▶ _WHAT THE EXERCISE ASKS_
Copy out the data exactly, leaving the pictures behind.
start INFORMATION SHOWN
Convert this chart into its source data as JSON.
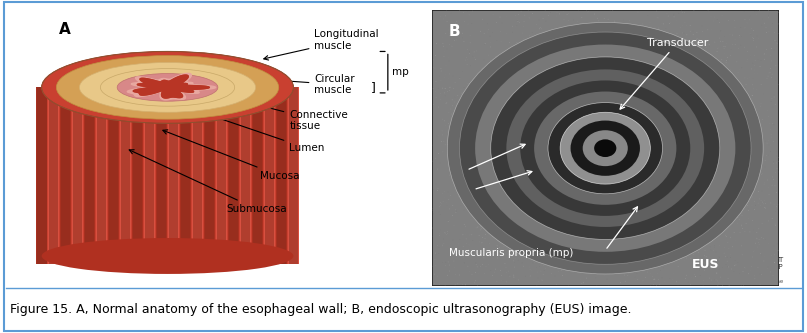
{
  "figure_width": 8.07,
  "figure_height": 3.33,
  "dpi": 100,
  "background_color": "#ffffff",
  "border_color": "#5b9bd5",
  "caption": "Figure 15. A, Normal anatomy of the esophageal wall; B, endoscopic ultrasonography (EUS) image.",
  "caption_fontsize": 9,
  "caption_color": "#000000",
  "panel_A_label": "A",
  "panel_B_label": "B",
  "label_fontsize": 11
}
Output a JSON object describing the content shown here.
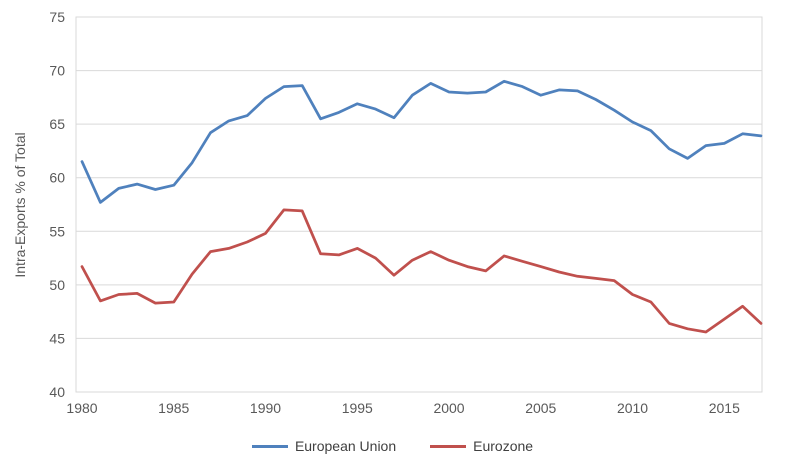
{
  "chart_data": {
    "type": "line",
    "title": "",
    "ylabel": "Intra-Exports % of Total",
    "xlabel": "",
    "ylim": [
      40,
      75
    ],
    "ytick_step": 5,
    "yticks": [
      40,
      45,
      50,
      55,
      60,
      65,
      70,
      75
    ],
    "xticks": [
      1980,
      1985,
      1990,
      1995,
      2000,
      2005,
      2010,
      2015
    ],
    "x_range": [
      1980,
      2017
    ],
    "grid": "horizontal",
    "legend_position": "bottom",
    "x": [
      1980,
      1981,
      1982,
      1983,
      1984,
      1985,
      1986,
      1987,
      1988,
      1989,
      1990,
      1991,
      1992,
      1993,
      1994,
      1995,
      1996,
      1997,
      1998,
      1999,
      2000,
      2001,
      2002,
      2003,
      2004,
      2005,
      2006,
      2007,
      2008,
      2009,
      2010,
      2011,
      2012,
      2013,
      2014,
      2015,
      2016,
      2017
    ],
    "series": [
      {
        "name": "European Union",
        "color": "#4F81BD",
        "values": [
          61.5,
          57.7,
          59.0,
          59.4,
          58.9,
          59.3,
          61.4,
          64.2,
          65.3,
          65.8,
          67.4,
          68.5,
          68.6,
          65.5,
          66.1,
          66.9,
          66.4,
          65.6,
          67.7,
          68.8,
          68.0,
          67.9,
          68.0,
          69.0,
          68.5,
          67.7,
          68.2,
          68.1,
          67.3,
          66.3,
          65.2,
          64.4,
          62.7,
          61.8,
          63.0,
          63.2,
          64.1,
          63.9
        ]
      },
      {
        "name": "Eurozone",
        "color": "#C0504D",
        "values": [
          51.7,
          48.5,
          49.1,
          49.2,
          48.3,
          48.4,
          51.0,
          53.1,
          53.4,
          54.0,
          54.8,
          57.0,
          56.9,
          52.9,
          52.8,
          53.4,
          52.5,
          50.9,
          52.3,
          53.1,
          52.3,
          51.7,
          51.3,
          52.7,
          52.2,
          51.7,
          51.2,
          50.8,
          50.6,
          50.4,
          49.1,
          48.4,
          46.4,
          45.9,
          45.6,
          46.8,
          48.0,
          46.4
        ]
      }
    ],
    "colors": {
      "gridline": "#D9D9D9",
      "plot_border": "#D9D9D9",
      "axis_text": "#595959",
      "legend_text": "#404040",
      "background": "#FFFFFF"
    }
  }
}
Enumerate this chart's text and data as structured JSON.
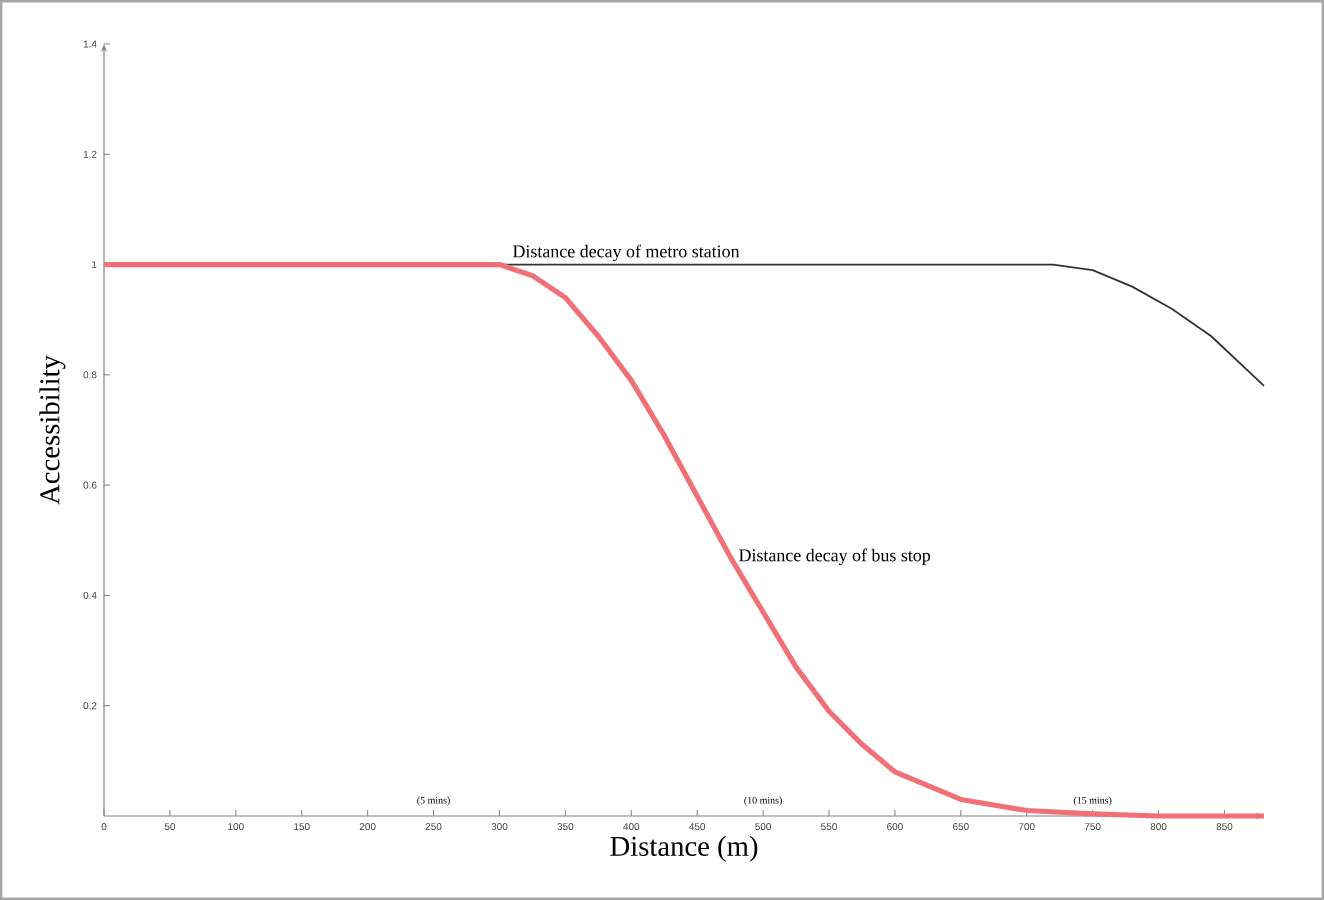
{
  "chart_data": {
    "type": "line",
    "xlabel": "Distance (m)",
    "ylabel": "Accessibility",
    "xlim": [
      0,
      880
    ],
    "ylim": [
      0,
      1.4
    ],
    "xticks": [
      0,
      50,
      100,
      150,
      200,
      250,
      300,
      350,
      400,
      450,
      500,
      550,
      600,
      650,
      700,
      750,
      800,
      850
    ],
    "yticks": [
      0.2,
      0.4,
      0.6,
      0.8,
      1,
      1.2,
      1.4
    ],
    "series": [
      {
        "name": "Distance decay of metro station",
        "color": "#333333",
        "x": [
          0,
          700,
          720,
          750,
          780,
          810,
          840,
          880
        ],
        "values": [
          1,
          1,
          1,
          0.99,
          0.96,
          0.92,
          0.87,
          0.78
        ]
      },
      {
        "name": "Distance decay of bus stop",
        "color": "#f07078",
        "x": [
          0,
          250,
          300,
          325,
          350,
          375,
          400,
          425,
          450,
          475,
          500,
          525,
          550,
          575,
          600,
          650,
          700,
          750,
          800,
          880
        ],
        "values": [
          1,
          1,
          1,
          0.98,
          0.94,
          0.87,
          0.79,
          0.69,
          0.58,
          0.47,
          0.37,
          0.27,
          0.19,
          0.13,
          0.08,
          0.03,
          0.01,
          0.004,
          0,
          0
        ]
      }
    ],
    "annotations": [
      "(5 mins)",
      "(10 mins)",
      "(15 mins)"
    ],
    "grid": false,
    "legend": false,
    "marker": "none",
    "line_style": "solid"
  }
}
end INFORMATION SHOWN
▶ _FULL RESPONSE_
Convert this chart into its source data as JSON.
{
  "figure_width": 8.07,
  "figure_height": 3.33,
  "dpi": 100,
  "background_color": "#ffffff",
  "border_color": "#5b9bd5",
  "caption": "Figure 15. A, Normal anatomy of the esophageal wall; B, endoscopic ultrasonography (EUS) image.",
  "caption_fontsize": 9,
  "caption_color": "#000000",
  "panel_A_label": "A",
  "panel_B_label": "B",
  "label_fontsize": 11
}
Output a JSON object describing the content shown here.
{
  "chart_data": {
    "type": "line",
    "title": "",
    "ylabel": "Intra-Exports % of Total",
    "xlabel": "",
    "ylim": [
      40,
      75
    ],
    "ytick_step": 5,
    "yticks": [
      40,
      45,
      50,
      55,
      60,
      65,
      70,
      75
    ],
    "xticks": [
      1980,
      1985,
      1990,
      1995,
      2000,
      2005,
      2010,
      2015
    ],
    "x_range": [
      1980,
      2017
    ],
    "grid": "horizontal",
    "legend_position": "bottom",
    "x": [
      1980,
      1981,
      1982,
      1983,
      1984,
      1985,
      1986,
      1987,
      1988,
      1989,
      1990,
      1991,
      1992,
      1993,
      1994,
      1995,
      1996,
      1997,
      1998,
      1999,
      2000,
      2001,
      2002,
      2003,
      2004,
      2005,
      2006,
      2007,
      2008,
      2009,
      2010,
      2011,
      2012,
      2013,
      2014,
      2015,
      2016,
      2017
    ],
    "series": [
      {
        "name": "European Union",
        "color": "#4F81BD",
        "values": [
          61.5,
          57.7,
          59.0,
          59.4,
          58.9,
          59.3,
          61.4,
          64.2,
          65.3,
          65.8,
          67.4,
          68.5,
          68.6,
          65.5,
          66.1,
          66.9,
          66.4,
          65.6,
          67.7,
          68.8,
          68.0,
          67.9,
          68.0,
          69.0,
          68.5,
          67.7,
          68.2,
          68.1,
          67.3,
          66.3,
          65.2,
          64.4,
          62.7,
          61.8,
          63.0,
          63.2,
          64.1,
          63.9
        ]
      },
      {
        "name": "Eurozone",
        "color": "#C0504D",
        "values": [
          51.7,
          48.5,
          49.1,
          49.2,
          48.3,
          48.4,
          51.0,
          53.1,
          53.4,
          54.0,
          54.8,
          57.0,
          56.9,
          52.9,
          52.8,
          53.4,
          52.5,
          50.9,
          52.3,
          53.1,
          52.3,
          51.7,
          51.3,
          52.7,
          52.2,
          51.7,
          51.2,
          50.8,
          50.6,
          50.4,
          49.1,
          48.4,
          46.4,
          45.9,
          45.6,
          46.8,
          48.0,
          46.4
        ]
      }
    ],
    "colors": {
      "gridline": "#D9D9D9",
      "plot_border": "#D9D9D9",
      "axis_text": "#595959",
      "legend_text": "#404040",
      "background": "#FFFFFF"
    }
  }
}
Enumerate this chart's text and data as structured JSON.
{
  "chart_data": {
    "type": "line",
    "xlabel": "Distance (m)",
    "ylabel": "Accessibility",
    "xlim": [
      0,
      880
    ],
    "ylim": [
      0,
      1.4
    ],
    "xticks": [
      0,
      50,
      100,
      150,
      200,
      250,
      300,
      350,
      400,
      450,
      500,
      550,
      600,
      650,
      700,
      750,
      800,
      850
    ],
    "yticks": [
      0.2,
      0.4,
      0.6,
      0.8,
      1,
      1.2,
      1.4
    ],
    "series": [
      {
        "name": "Distance decay of metro station",
        "color": "#333333",
        "x": [
          0,
          700,
          720,
          750,
          780,
          810,
          840,
          880
        ],
        "values": [
          1,
          1,
          1,
          0.99,
          0.96,
          0.92,
          0.87,
          0.78
        ]
      },
      {
        "name": "Distance decay of bus stop",
        "color": "#f07078",
        "x": [
          0,
          250,
          300,
          325,
          350,
          375,
          400,
          425,
          450,
          475,
          500,
          525,
          550,
          575,
          600,
          650,
          700,
          750,
          800,
          880
        ],
        "values": [
          1,
          1,
          1,
          0.98,
          0.94,
          0.87,
          0.79,
          0.69,
          0.58,
          0.47,
          0.37,
          0.27,
          0.19,
          0.13,
          0.08,
          0.03,
          0.01,
          0.004,
          0,
          0
        ]
      }
    ],
    "annotations": [
      "(5 mins)",
      "(10 mins)",
      "(15 mins)"
    ],
    "grid": false,
    "legend": false,
    "marker": "none",
    "line_style": "solid"
  }
}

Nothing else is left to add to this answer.